◆ **YOUR TASK**
Look through the lines below and extract any with the word "category".

>> Start DATASET CONTENT

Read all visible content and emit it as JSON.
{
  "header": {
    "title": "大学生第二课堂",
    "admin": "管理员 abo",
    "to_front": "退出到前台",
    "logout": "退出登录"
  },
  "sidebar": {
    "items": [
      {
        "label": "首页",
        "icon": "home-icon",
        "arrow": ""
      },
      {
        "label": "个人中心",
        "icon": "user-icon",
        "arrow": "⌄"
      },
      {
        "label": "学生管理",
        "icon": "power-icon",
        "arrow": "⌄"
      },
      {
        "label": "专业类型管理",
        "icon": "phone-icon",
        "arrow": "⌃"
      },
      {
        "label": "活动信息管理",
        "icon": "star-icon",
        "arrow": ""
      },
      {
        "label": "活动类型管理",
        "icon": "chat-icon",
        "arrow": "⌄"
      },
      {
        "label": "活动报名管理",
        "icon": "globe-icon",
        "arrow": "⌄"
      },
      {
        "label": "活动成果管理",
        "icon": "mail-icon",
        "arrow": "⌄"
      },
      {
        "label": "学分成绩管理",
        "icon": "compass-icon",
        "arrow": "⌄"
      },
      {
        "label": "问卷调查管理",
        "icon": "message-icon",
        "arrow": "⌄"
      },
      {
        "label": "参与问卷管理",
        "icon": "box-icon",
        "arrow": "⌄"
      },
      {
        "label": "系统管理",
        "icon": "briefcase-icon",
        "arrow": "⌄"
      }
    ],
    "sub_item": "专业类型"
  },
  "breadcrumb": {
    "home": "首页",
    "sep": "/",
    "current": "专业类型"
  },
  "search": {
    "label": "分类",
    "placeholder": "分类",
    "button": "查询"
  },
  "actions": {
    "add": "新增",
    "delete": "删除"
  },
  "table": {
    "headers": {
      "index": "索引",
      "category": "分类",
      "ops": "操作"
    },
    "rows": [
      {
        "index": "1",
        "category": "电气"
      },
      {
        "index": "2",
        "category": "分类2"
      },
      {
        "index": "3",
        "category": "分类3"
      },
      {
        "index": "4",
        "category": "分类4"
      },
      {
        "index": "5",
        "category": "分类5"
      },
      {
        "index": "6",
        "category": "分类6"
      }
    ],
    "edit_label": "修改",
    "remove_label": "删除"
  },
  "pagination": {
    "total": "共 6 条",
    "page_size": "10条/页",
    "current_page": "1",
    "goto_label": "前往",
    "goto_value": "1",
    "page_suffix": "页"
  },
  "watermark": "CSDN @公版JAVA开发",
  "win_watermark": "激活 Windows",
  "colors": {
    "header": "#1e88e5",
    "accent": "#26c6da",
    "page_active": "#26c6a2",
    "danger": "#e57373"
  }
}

>> End DATASET CONTENT

◆ **TASK RESPONSE**
      "category": "分类",
        "category": "电气"
        "category": "分类2"
        "category": "分类3"
        "category": "分类4"
        "category": "分类5"
        "category": "分类6"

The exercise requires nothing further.